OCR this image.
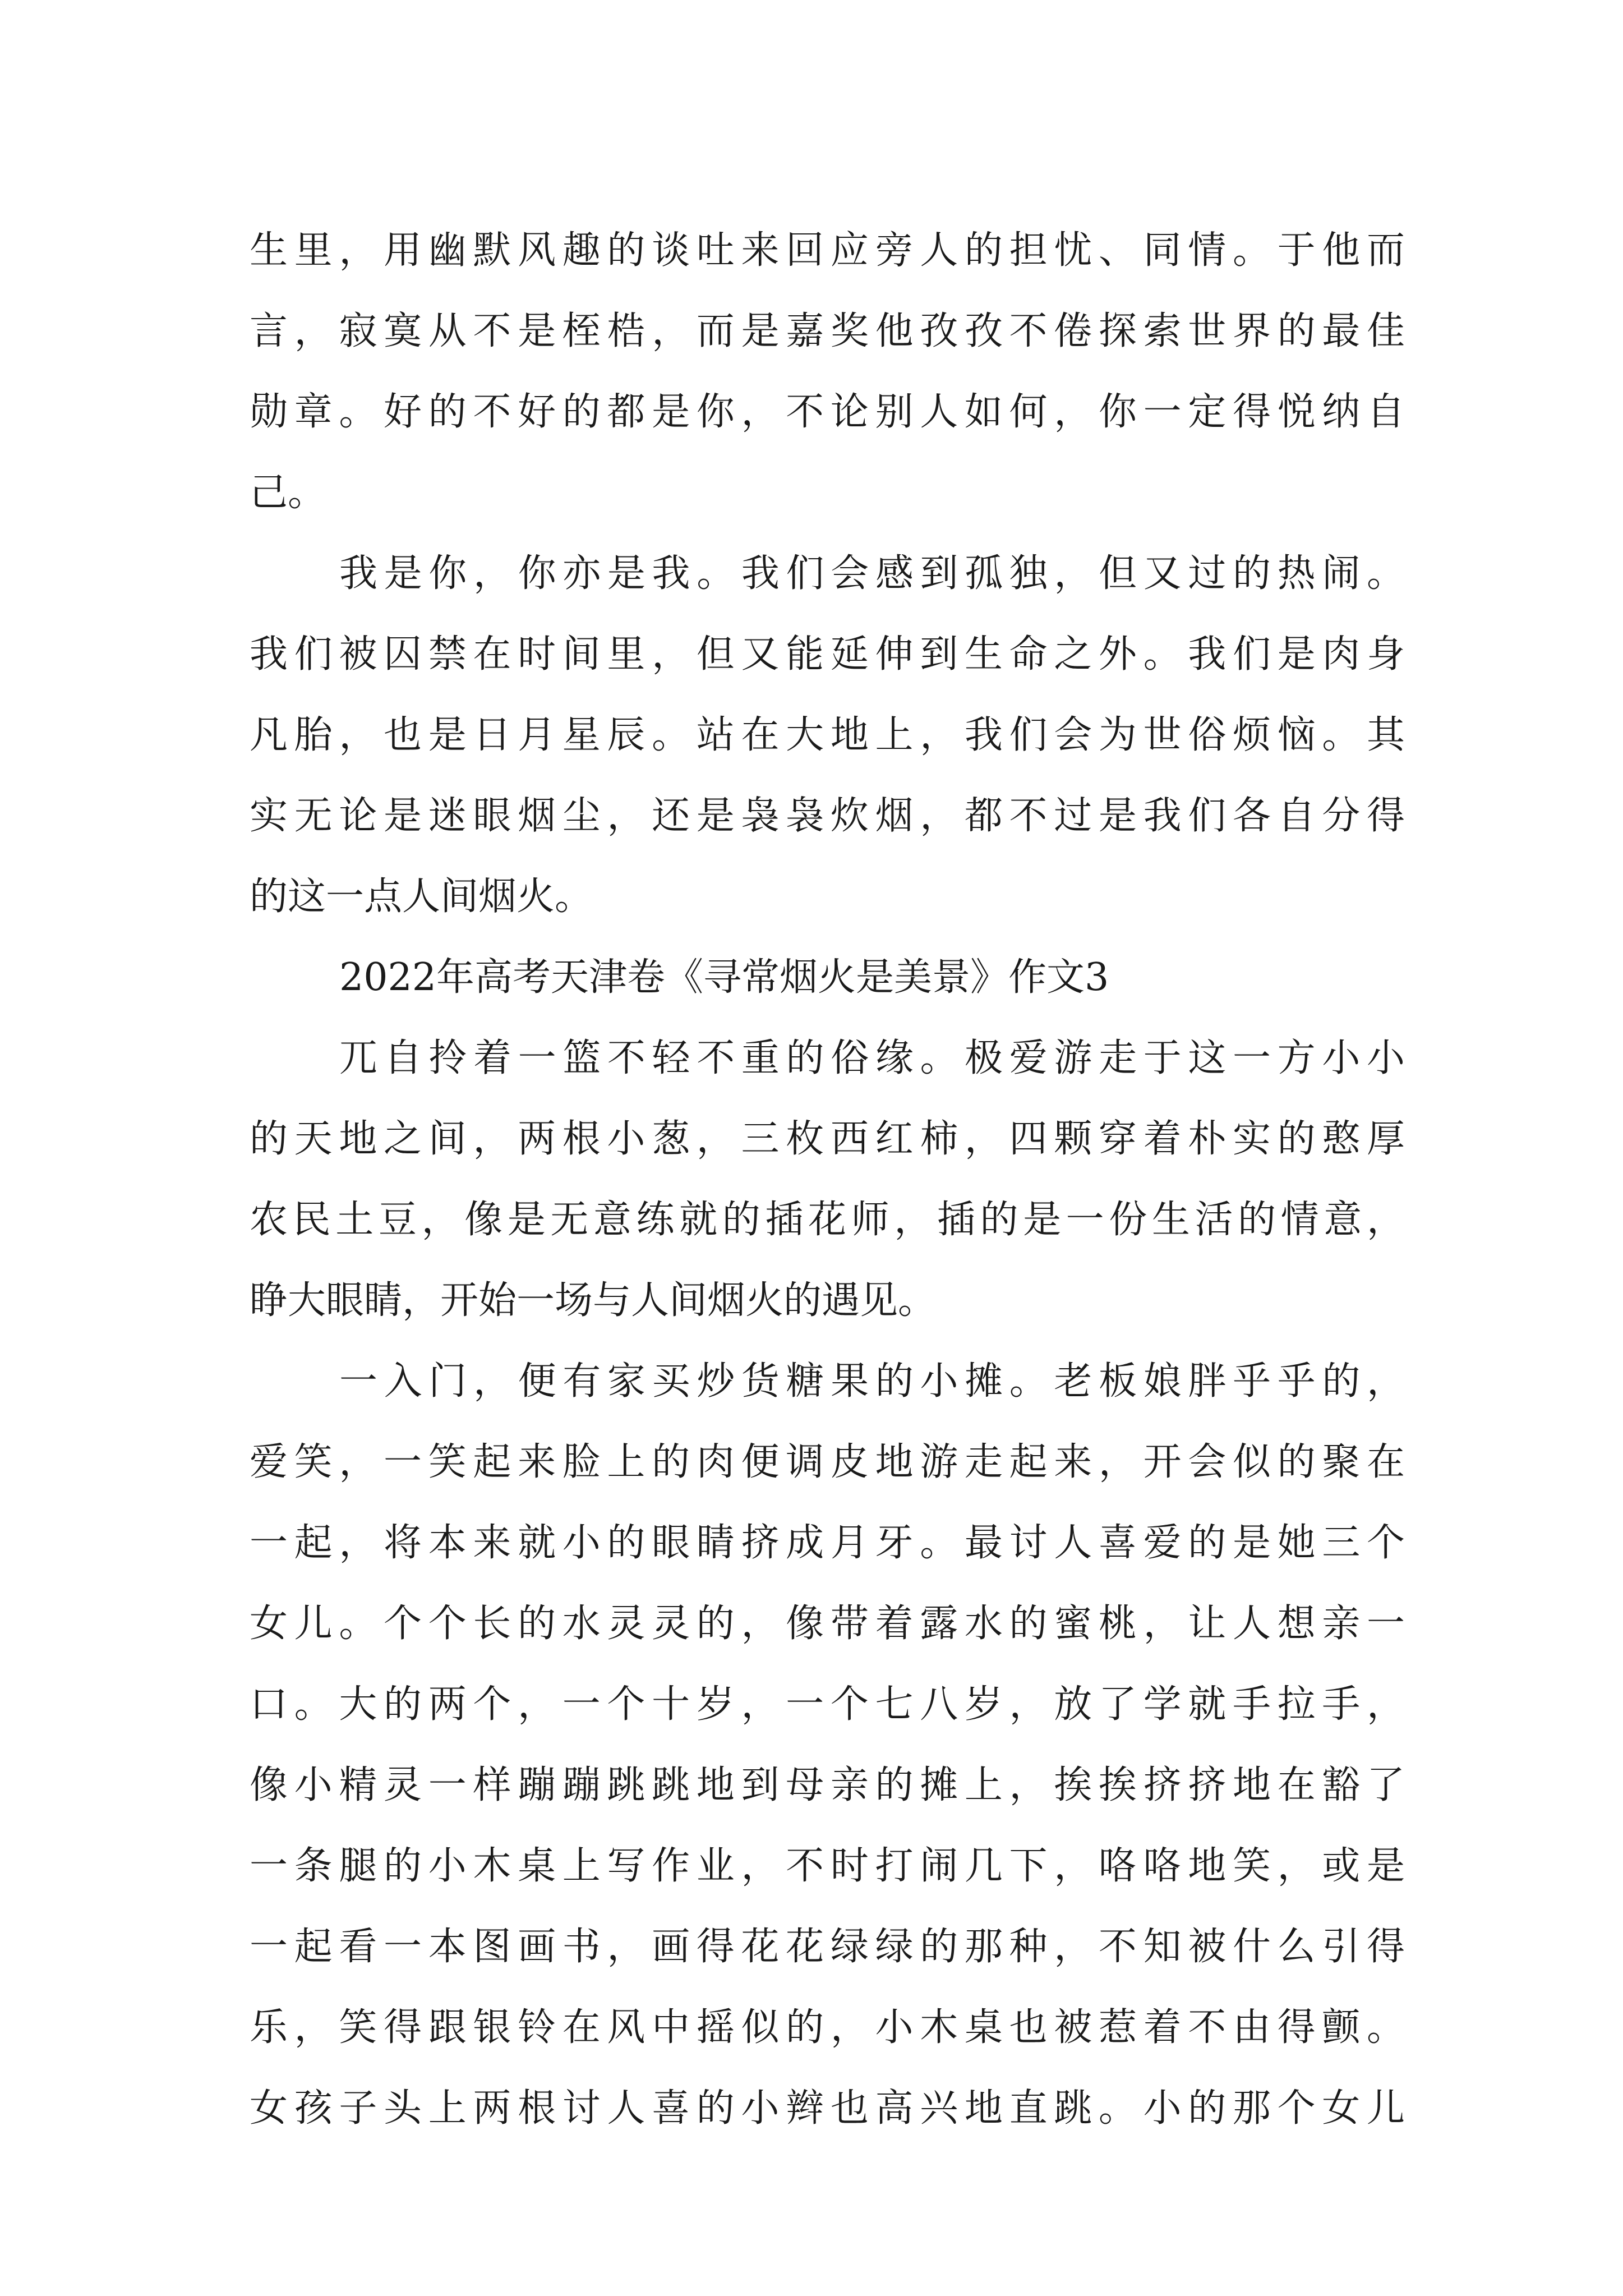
生里，用幽默风趣的谈吐来回应旁人的担忧、同情。于他而
言，寂寞从不是桎梏，而是嘉奖他孜孜不倦探索世界的最佳
勋章。好的不好的都是你，不论别人如何，你一定得悦纳自
己。
我是你，你亦是我。我们会感到孤独，但又过的热闹。
我们被囚禁在时间里，但又能延伸到生命之外。我们是肉身
凡胎，也是日月星辰。站在大地上，我们会为世俗烦恼。其
实无论是迷眼烟尘，还是袅袅炊烟，都不过是我们各自分得
的这一点人间烟火。
2022年高考天津卷《寻常烟火是美景》作文3
兀自拎着一篮不轻不重的俗缘。极爱游走于这一方小小
的天地之间，两根小葱，三枚西红柿，四颗穿着朴实的憨厚
农民土豆，像是无意练就的插花师，插的是一份生活的情意，
睁大眼睛，开始一场与人间烟火的遇见。
一入门，便有家买炒货糖果的小摊。老板娘胖乎乎的，
爱笑，一笑起来脸上的肉便调皮地游走起来，开会似的聚在
一起，将本来就小的眼睛挤成月牙。最讨人喜爱的是她三个
女儿。个个长的水灵灵的，像带着露水的蜜桃，让人想亲一
口。大的两个，一个十岁，一个七八岁，放了学就手拉手，
像小精灵一样蹦蹦跳跳地到母亲的摊上，挨挨挤挤地在豁了
一条腿的小木桌上写作业，不时打闹几下，咯咯地笑，或是
一起看一本图画书，画得花花绿绿的那种，不知被什么引得
乐，笑得跟银铃在风中摇似的，小木桌也被惹着不由得颤。
女孩子头上两根讨人喜的小辫也高兴地直跳。小的那个女儿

◆ ◆ ◆ ◆ ◆

— Task prompt —
Set every line down exactly as written, leaving each picture out.

— Written answer —
OCR this image.
生里，用幽默风趣的谈吐来回应旁人的担忧、同情。于他而
言，寂寞从不是桎梏，而是嘉奖他孜孜不倦探索世界的最佳
勋章。好的不好的都是你，不论别人如何，你一定得悦纳自
己。
我是你，你亦是我。我们会感到孤独，但又过的热闹。
我们被囚禁在时间里，但又能延伸到生命之外。我们是肉身
凡胎，也是日月星辰。站在大地上，我们会为世俗烦恼。其
实无论是迷眼烟尘，还是袅袅炊烟，都不过是我们各自分得
的这一点人间烟火。
2022年高考天津卷《寻常烟火是美景》作文3
兀自拎着一篮不轻不重的俗缘。极爱游走于这一方小小
的天地之间，两根小葱，三枚西红柿，四颗穿着朴实的憨厚
农民土豆，像是无意练就的插花师，插的是一份生活的情意，
睁大眼睛，开始一场与人间烟火的遇见。
一入门，便有家买炒货糖果的小摊。老板娘胖乎乎的，
爱笑，一笑起来脸上的肉便调皮地游走起来，开会似的聚在
一起，将本来就小的眼睛挤成月牙。最讨人喜爱的是她三个
女儿。个个长的水灵灵的，像带着露水的蜜桃，让人想亲一
口。大的两个，一个十岁，一个七八岁，放了学就手拉手，
像小精灵一样蹦蹦跳跳地到母亲的摊上，挨挨挤挤地在豁了
一条腿的小木桌上写作业，不时打闹几下，咯咯地笑，或是
一起看一本图画书，画得花花绿绿的那种，不知被什么引得
乐，笑得跟银铃在风中摇似的，小木桌也被惹着不由得颤。
女孩子头上两根讨人喜的小辫也高兴地直跳。小的那个女儿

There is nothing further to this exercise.